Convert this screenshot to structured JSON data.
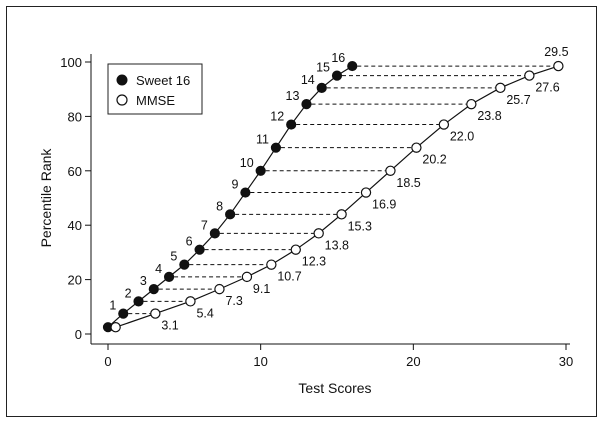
{
  "chart_data": {
    "type": "scatter",
    "title": "",
    "xlabel": "Test Scores",
    "ylabel": "Percentile Rank",
    "xlim": [
      0,
      30
    ],
    "ylim": [
      0,
      100
    ],
    "xticks": [
      0,
      10,
      20,
      30
    ],
    "yticks": [
      0,
      20,
      40,
      60,
      80,
      100
    ],
    "grid": false,
    "legend_position": "top-left",
    "connector_lines": "dashed",
    "series": [
      {
        "name": "Sweet 16",
        "marker": "filled-circle",
        "color": "#111111",
        "x": [
          0,
          1,
          2,
          3,
          4,
          5,
          6,
          7,
          8,
          9,
          10,
          11,
          12,
          13,
          14,
          15,
          16
        ],
        "y": [
          2.5,
          7.5,
          12,
          16.5,
          21,
          25.5,
          31,
          37,
          44,
          52,
          60,
          68.5,
          77,
          84.5,
          90.5,
          95,
          98.5
        ],
        "point_labels": [
          "",
          "1",
          "2",
          "3",
          "4",
          "5",
          "6",
          "7",
          "8",
          "9",
          "10",
          "11",
          "12",
          "13",
          "14",
          "15",
          "16"
        ]
      },
      {
        "name": "MMSE",
        "marker": "open-circle",
        "color": "#111111",
        "x": [
          0.5,
          3.1,
          5.4,
          7.3,
          9.1,
          10.7,
          12.3,
          13.8,
          15.3,
          16.9,
          18.5,
          20.2,
          22.0,
          23.8,
          25.7,
          27.6,
          29.5
        ],
        "y": [
          2.5,
          7.5,
          12,
          16.5,
          21,
          25.5,
          31,
          37,
          44,
          52,
          60,
          68.5,
          77,
          84.5,
          90.5,
          95,
          98.5
        ],
        "point_labels": [
          "",
          "3.1",
          "5.4",
          "7.3",
          "9.1",
          "10.7",
          "12.3",
          "13.8",
          "15.3",
          "16.9",
          "18.5",
          "20.2",
          "22.0",
          "23.8",
          "25.7",
          "27.6",
          "29.5"
        ]
      }
    ]
  }
}
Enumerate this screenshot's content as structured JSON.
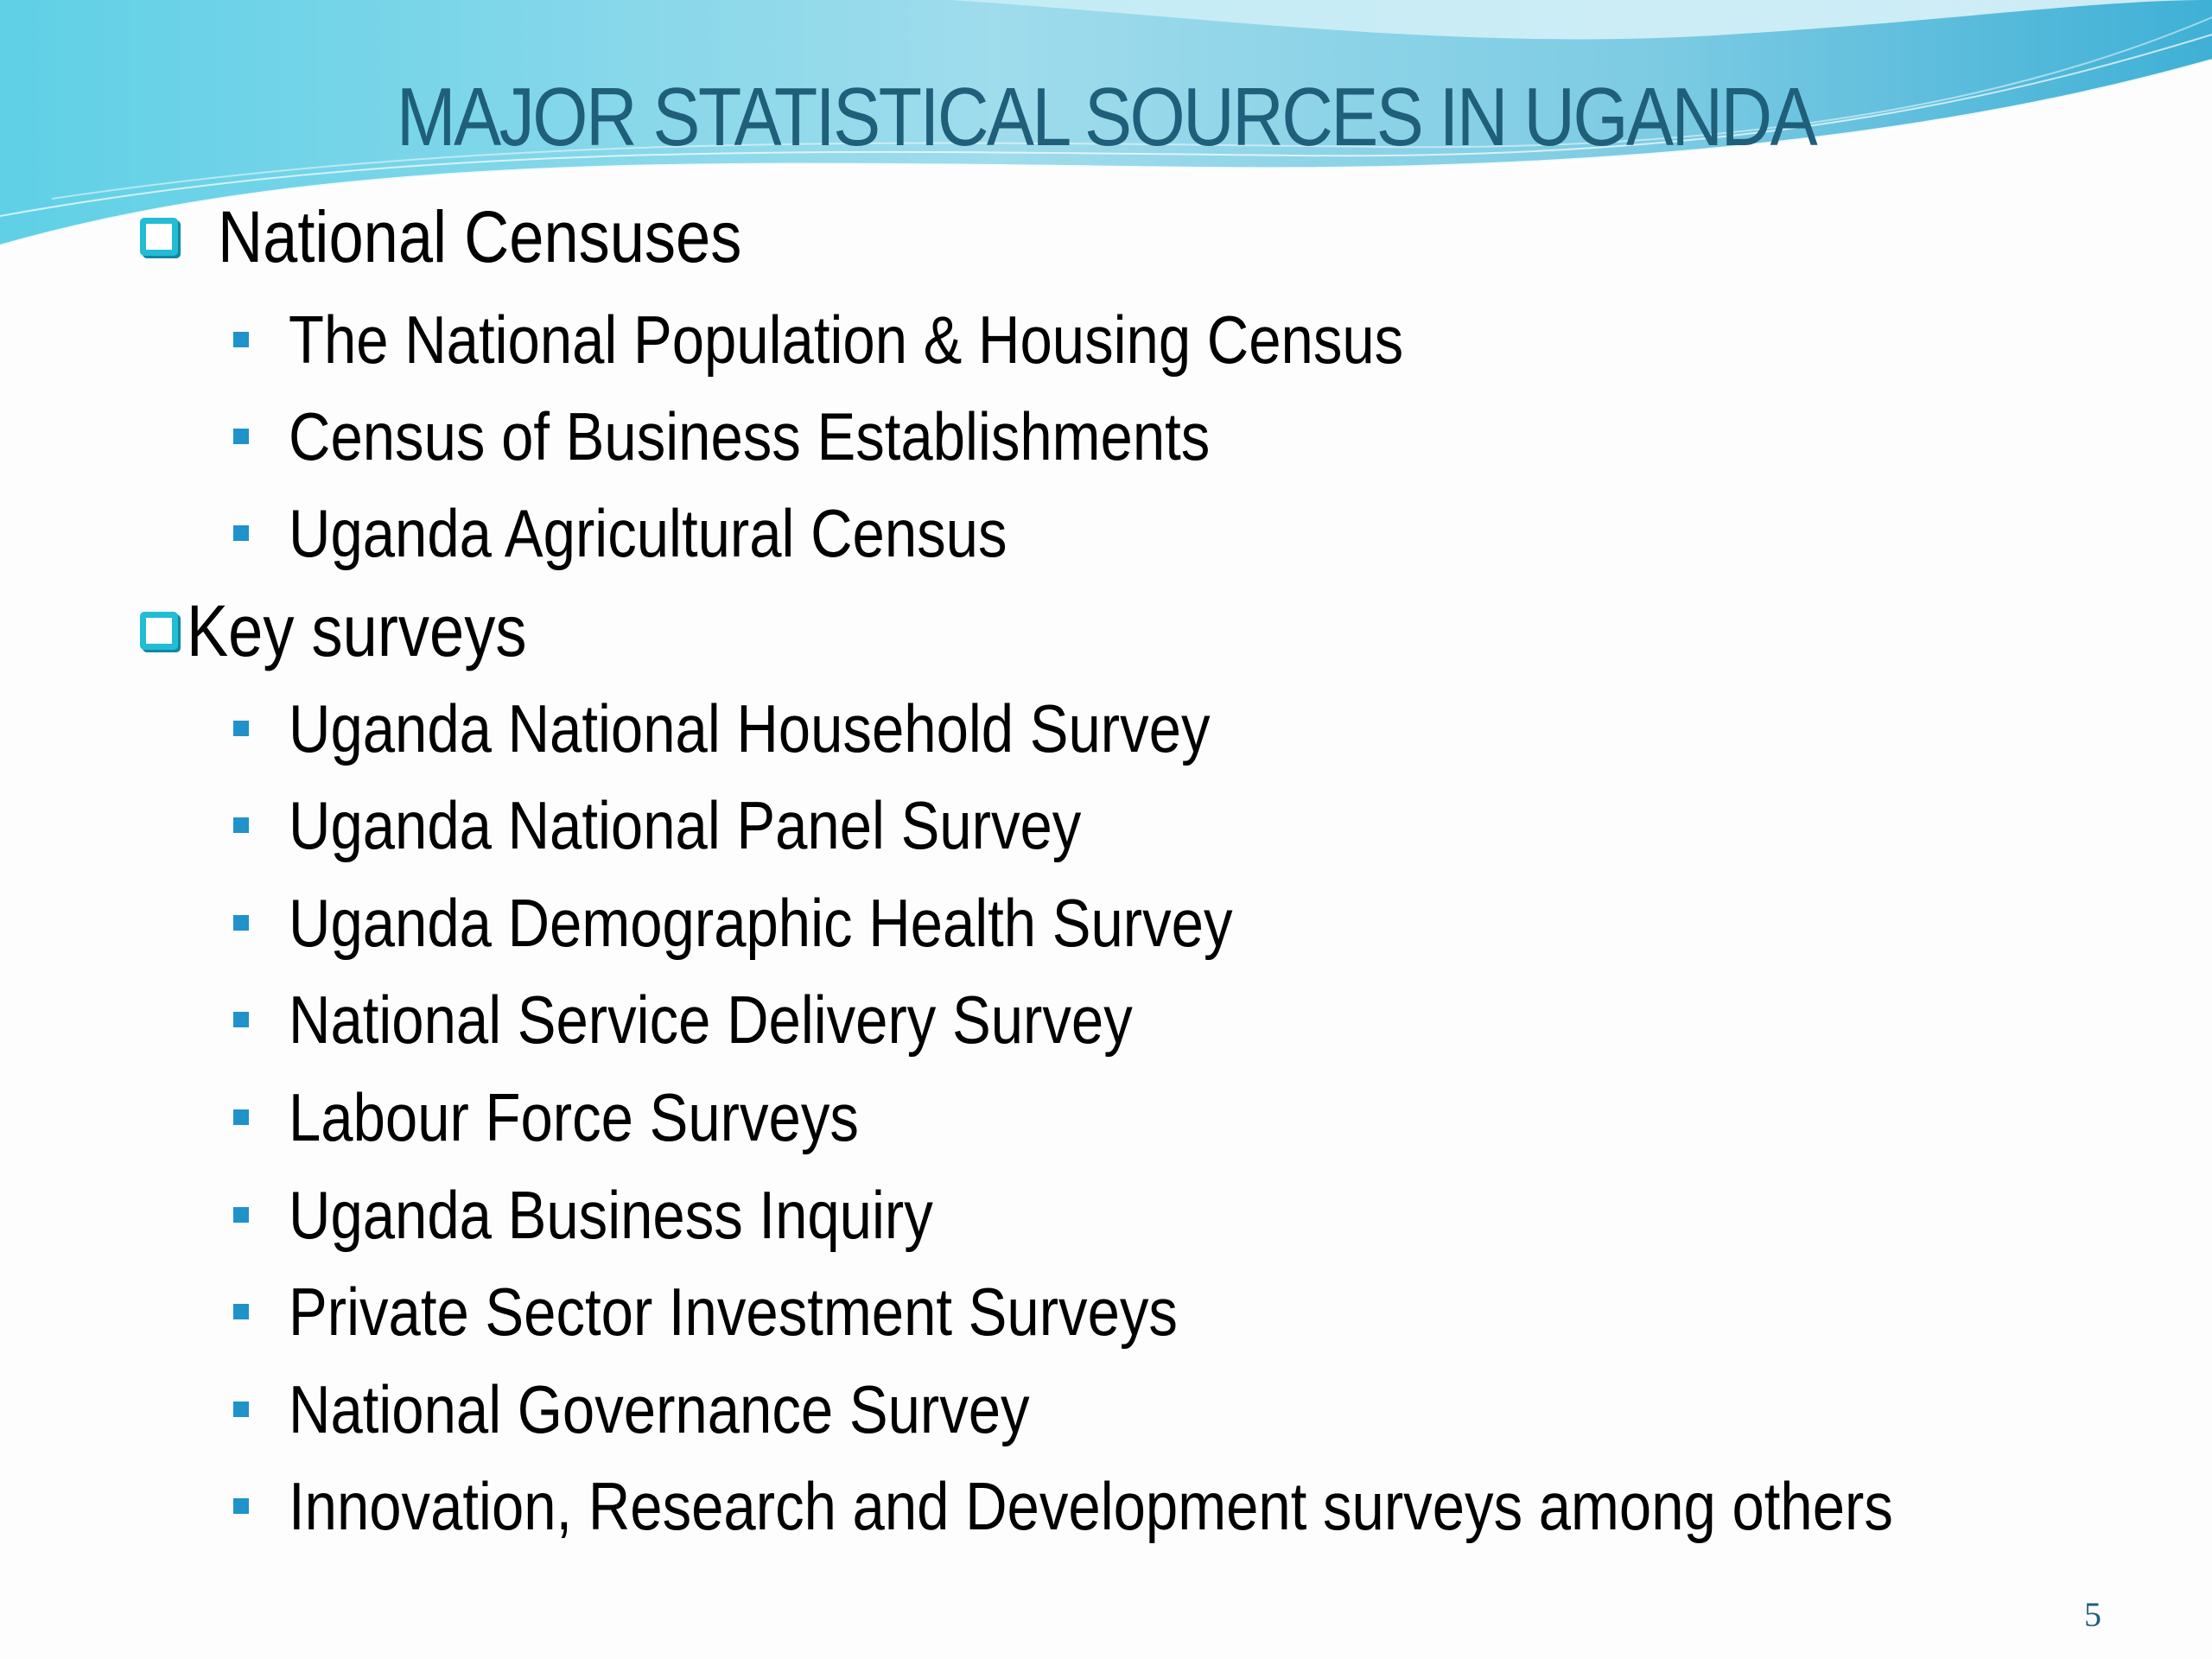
{
  "slide": {
    "title": "MAJOR STATISTICAL SOURCES IN UGANDA",
    "slide_number": "5",
    "accent_color": "#22bcd4",
    "title_color": "#1f5f7a",
    "bullet_color": "#1f93c9",
    "sections": [
      {
        "heading": "National Censuses",
        "items": [
          "The National Population  & Housing Census",
          "Census of Business Establishments",
          "Uganda Agricultural Census"
        ]
      },
      {
        "heading": "Key surveys",
        "items": [
          "Uganda National Household Survey",
          "Uganda National Panel Survey",
          "Uganda Demographic Health Survey",
          "National Service Delivery Survey",
          "Labour Force Surveys",
          "Uganda Business Inquiry",
          "Private Sector Investment Surveys",
          "National Governance Survey",
          "Innovation, Research and Development surveys among others"
        ]
      }
    ]
  }
}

________________________________________

Stated exercise
Reproduce exactly, without any picture, the lines from the one bearing "Enumerate this screenshot's" to the last line of the records above.

The result
Enumerate this screenshot's content as structured JSON.
{
  "slide": {
    "title": "MAJOR STATISTICAL SOURCES IN UGANDA",
    "slide_number": "5",
    "accent_color": "#22bcd4",
    "title_color": "#1f5f7a",
    "bullet_color": "#1f93c9",
    "sections": [
      {
        "heading": "National Censuses",
        "items": [
          "The National Population  & Housing Census",
          "Census of Business Establishments",
          "Uganda Agricultural Census"
        ]
      },
      {
        "heading": "Key surveys",
        "items": [
          "Uganda National Household Survey",
          "Uganda National Panel Survey",
          "Uganda Demographic Health Survey",
          "National Service Delivery Survey",
          "Labour Force Surveys",
          "Uganda Business Inquiry",
          "Private Sector Investment Surveys",
          "National Governance Survey",
          "Innovation, Research and Development surveys among others"
        ]
      }
    ]
  }
}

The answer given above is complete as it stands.